GIVEN EXERCISE
Extract all lines containing "name".

Lines of data:
---+---

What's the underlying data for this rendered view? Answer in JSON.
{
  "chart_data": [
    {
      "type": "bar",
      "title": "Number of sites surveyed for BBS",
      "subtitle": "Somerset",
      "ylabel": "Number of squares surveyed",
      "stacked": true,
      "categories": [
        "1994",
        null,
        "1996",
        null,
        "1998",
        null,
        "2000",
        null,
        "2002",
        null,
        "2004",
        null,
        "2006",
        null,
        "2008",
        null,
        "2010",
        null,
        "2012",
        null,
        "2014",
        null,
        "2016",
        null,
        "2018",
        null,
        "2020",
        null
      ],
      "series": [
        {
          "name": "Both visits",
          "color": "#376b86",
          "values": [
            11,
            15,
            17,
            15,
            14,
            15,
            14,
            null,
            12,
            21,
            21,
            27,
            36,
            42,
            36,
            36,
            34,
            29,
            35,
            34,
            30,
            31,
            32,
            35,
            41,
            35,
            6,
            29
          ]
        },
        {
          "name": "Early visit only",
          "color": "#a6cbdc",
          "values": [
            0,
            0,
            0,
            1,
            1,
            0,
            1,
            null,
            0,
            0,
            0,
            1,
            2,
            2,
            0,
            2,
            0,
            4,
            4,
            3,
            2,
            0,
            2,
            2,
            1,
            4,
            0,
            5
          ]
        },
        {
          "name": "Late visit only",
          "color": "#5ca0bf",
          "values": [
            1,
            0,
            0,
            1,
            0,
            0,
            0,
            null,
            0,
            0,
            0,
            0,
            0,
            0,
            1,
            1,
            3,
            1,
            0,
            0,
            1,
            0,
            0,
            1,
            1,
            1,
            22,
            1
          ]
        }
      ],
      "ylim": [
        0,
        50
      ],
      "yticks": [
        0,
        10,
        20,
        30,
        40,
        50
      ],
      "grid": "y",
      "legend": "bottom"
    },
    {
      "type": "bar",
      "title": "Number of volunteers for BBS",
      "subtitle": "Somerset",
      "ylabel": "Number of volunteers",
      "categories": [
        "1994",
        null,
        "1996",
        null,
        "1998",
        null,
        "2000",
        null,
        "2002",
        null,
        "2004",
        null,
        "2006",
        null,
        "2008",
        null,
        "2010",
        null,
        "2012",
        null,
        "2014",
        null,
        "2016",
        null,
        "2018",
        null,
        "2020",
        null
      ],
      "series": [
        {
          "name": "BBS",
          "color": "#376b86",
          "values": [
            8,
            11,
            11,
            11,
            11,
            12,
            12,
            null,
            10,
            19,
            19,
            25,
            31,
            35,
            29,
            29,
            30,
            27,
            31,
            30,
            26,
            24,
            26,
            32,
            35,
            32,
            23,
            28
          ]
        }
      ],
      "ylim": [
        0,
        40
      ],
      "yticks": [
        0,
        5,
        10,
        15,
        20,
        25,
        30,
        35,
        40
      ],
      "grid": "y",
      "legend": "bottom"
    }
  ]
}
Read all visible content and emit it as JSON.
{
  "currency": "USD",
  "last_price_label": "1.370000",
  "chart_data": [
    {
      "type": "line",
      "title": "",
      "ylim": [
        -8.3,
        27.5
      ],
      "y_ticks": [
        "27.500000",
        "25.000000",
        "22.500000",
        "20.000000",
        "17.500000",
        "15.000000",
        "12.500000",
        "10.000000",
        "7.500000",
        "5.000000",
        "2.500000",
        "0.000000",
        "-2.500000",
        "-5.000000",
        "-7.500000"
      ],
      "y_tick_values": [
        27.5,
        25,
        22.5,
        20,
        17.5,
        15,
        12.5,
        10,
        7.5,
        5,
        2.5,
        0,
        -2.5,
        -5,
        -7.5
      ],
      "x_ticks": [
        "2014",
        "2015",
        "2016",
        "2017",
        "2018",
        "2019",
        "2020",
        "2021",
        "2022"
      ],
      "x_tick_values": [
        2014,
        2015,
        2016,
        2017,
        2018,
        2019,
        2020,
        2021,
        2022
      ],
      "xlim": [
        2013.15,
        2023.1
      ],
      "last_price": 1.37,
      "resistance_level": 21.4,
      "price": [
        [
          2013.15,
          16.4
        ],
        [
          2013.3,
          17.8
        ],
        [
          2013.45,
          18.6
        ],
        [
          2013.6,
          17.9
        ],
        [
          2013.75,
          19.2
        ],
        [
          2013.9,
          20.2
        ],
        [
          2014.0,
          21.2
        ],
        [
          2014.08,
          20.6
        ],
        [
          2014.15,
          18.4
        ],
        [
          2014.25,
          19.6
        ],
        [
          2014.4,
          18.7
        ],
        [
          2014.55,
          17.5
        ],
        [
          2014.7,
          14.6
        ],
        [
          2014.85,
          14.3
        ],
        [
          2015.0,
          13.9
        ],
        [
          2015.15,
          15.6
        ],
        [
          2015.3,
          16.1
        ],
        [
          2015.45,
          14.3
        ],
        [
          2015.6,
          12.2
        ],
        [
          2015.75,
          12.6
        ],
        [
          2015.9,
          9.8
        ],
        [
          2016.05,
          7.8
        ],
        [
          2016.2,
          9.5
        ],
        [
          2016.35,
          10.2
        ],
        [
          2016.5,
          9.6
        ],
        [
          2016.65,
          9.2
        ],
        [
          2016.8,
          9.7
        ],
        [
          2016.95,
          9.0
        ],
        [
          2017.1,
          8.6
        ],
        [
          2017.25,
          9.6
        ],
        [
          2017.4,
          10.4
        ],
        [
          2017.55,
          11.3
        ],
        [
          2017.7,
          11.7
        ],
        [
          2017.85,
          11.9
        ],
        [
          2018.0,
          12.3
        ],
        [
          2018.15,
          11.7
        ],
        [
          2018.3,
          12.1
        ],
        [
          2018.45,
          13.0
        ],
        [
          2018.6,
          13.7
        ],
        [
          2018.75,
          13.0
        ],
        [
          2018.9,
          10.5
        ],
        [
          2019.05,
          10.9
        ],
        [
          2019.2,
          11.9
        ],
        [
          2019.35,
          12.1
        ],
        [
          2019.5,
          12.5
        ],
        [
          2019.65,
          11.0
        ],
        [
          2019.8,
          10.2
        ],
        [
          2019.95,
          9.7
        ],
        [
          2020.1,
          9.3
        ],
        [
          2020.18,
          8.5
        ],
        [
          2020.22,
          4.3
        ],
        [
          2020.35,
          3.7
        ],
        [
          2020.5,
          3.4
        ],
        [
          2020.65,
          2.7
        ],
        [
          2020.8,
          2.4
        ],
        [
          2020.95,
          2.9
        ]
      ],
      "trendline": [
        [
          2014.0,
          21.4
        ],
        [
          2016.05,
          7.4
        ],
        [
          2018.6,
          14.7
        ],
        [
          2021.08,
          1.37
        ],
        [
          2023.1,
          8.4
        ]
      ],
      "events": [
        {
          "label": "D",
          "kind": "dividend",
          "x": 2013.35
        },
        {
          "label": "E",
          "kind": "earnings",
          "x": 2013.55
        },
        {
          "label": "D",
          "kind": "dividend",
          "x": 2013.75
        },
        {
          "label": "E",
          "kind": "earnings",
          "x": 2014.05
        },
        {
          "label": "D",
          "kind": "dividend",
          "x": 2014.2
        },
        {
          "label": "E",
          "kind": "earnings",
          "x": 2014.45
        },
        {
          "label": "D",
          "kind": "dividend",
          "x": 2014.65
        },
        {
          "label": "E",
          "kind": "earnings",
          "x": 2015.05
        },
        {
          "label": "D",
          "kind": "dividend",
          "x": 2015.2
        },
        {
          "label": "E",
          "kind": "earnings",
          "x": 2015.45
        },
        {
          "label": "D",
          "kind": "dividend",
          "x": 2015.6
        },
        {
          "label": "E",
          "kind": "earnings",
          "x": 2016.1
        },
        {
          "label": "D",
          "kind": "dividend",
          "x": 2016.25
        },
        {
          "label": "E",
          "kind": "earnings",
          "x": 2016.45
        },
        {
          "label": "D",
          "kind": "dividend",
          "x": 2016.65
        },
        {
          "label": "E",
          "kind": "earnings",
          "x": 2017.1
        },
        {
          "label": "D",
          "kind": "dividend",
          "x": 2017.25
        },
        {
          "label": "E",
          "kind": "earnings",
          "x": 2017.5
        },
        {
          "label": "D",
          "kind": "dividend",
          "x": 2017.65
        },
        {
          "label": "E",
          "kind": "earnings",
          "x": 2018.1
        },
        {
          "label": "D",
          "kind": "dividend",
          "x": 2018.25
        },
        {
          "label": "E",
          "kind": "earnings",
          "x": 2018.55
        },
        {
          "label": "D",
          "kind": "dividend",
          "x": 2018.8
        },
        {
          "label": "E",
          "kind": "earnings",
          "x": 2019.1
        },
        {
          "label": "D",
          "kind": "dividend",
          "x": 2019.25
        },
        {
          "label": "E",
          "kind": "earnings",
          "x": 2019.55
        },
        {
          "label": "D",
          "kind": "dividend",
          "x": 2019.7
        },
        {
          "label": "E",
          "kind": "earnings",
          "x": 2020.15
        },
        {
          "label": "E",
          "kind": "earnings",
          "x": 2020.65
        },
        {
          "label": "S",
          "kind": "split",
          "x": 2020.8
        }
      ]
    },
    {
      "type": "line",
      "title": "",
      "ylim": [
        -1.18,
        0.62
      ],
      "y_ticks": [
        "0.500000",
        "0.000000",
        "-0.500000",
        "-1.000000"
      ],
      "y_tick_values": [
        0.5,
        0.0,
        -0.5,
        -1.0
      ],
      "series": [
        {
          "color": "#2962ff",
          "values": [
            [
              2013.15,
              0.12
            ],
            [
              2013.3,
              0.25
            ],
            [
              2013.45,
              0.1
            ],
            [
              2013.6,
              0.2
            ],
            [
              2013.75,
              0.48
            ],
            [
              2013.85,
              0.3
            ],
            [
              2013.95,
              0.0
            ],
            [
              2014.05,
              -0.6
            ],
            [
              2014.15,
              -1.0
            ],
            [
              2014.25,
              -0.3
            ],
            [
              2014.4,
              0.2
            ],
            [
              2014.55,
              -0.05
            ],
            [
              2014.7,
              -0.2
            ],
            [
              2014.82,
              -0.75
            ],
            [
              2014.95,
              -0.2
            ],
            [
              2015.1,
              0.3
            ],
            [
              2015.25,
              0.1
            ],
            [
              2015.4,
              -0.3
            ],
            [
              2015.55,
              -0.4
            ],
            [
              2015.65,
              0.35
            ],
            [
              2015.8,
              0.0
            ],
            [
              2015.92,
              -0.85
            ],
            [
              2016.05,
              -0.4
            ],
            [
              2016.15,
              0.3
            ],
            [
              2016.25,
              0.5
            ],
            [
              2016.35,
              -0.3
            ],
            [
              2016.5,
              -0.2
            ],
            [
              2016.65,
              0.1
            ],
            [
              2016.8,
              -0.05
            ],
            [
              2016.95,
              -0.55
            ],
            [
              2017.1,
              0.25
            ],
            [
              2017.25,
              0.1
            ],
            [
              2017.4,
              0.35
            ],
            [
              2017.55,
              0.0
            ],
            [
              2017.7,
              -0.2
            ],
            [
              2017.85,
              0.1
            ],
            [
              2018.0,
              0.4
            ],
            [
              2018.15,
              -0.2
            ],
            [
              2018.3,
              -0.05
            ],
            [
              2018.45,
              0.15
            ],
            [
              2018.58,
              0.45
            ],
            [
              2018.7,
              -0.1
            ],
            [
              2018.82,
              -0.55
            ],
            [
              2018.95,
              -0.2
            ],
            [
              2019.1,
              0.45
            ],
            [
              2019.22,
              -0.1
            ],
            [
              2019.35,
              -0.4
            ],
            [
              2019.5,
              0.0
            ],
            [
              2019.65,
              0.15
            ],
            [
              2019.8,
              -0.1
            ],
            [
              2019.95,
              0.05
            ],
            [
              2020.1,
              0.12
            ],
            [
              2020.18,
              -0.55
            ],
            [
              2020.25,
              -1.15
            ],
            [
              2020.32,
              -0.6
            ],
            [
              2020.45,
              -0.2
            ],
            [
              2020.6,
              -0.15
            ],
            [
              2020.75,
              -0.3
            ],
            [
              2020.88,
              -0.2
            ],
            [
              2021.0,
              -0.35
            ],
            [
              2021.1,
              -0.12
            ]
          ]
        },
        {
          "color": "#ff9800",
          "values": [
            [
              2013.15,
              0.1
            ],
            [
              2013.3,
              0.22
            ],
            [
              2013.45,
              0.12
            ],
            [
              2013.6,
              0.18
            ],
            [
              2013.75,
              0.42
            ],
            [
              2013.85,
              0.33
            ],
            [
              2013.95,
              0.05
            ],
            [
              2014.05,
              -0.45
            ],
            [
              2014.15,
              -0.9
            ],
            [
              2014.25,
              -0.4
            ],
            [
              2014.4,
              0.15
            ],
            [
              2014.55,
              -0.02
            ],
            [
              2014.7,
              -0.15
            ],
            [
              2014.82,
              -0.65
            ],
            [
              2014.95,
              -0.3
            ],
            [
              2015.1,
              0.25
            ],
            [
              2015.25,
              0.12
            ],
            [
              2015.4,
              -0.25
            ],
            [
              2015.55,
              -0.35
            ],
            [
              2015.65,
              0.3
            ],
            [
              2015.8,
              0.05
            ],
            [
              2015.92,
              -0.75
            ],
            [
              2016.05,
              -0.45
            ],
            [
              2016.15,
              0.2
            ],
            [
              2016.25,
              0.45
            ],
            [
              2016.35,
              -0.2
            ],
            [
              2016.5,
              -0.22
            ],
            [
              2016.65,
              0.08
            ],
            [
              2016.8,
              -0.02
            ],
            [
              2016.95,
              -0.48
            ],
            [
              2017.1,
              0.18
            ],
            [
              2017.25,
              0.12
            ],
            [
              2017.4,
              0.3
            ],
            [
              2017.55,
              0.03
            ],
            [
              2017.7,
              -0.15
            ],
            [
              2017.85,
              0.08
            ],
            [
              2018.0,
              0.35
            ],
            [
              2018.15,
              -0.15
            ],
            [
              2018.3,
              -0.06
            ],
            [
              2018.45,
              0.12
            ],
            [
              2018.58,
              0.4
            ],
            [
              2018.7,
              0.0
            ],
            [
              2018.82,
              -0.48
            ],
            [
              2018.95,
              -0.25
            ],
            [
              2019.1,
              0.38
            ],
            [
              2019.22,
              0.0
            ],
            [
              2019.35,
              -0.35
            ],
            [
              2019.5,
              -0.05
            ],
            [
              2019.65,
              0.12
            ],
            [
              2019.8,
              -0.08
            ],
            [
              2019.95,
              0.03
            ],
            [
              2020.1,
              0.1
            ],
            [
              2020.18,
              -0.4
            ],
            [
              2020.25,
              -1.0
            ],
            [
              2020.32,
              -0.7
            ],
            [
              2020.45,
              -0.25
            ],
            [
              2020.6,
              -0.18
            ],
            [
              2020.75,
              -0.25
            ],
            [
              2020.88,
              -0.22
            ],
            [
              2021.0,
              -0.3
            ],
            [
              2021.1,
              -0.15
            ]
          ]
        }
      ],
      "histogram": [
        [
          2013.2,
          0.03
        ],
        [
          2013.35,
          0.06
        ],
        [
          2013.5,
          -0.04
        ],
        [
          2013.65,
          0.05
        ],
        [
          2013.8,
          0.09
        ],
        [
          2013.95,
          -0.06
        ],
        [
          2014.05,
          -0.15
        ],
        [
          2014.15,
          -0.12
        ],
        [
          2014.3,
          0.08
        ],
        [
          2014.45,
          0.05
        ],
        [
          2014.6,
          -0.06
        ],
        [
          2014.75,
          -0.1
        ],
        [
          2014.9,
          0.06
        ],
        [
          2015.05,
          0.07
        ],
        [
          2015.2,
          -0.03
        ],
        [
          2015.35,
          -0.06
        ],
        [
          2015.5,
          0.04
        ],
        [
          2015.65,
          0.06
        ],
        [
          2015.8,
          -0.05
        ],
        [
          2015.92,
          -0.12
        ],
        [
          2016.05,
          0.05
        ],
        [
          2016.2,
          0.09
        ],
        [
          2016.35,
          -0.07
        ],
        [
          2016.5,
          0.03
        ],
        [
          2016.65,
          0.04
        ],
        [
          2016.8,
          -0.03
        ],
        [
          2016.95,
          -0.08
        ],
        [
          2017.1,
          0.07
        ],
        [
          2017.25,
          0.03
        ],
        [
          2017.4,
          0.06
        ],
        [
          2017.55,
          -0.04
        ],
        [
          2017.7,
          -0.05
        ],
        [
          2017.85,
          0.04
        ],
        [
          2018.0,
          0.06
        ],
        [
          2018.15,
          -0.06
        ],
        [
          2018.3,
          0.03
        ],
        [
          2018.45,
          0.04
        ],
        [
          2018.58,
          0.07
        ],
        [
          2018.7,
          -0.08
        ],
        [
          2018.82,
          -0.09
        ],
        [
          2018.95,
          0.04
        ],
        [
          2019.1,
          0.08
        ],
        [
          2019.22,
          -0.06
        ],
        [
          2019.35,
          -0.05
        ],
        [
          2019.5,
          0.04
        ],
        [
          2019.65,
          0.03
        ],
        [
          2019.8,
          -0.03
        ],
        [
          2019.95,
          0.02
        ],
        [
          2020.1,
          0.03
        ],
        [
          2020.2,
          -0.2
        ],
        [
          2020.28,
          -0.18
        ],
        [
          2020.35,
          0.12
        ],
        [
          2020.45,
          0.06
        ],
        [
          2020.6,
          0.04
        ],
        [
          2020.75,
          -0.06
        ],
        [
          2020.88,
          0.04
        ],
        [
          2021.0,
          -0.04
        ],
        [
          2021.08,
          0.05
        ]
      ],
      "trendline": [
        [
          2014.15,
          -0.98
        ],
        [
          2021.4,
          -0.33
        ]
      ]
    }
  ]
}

---+---

WRITTEN RESPONSE
          "name": "Both visits",
          "name": "Early visit only",
          "name": "Late visit only",
          "name": "BBS",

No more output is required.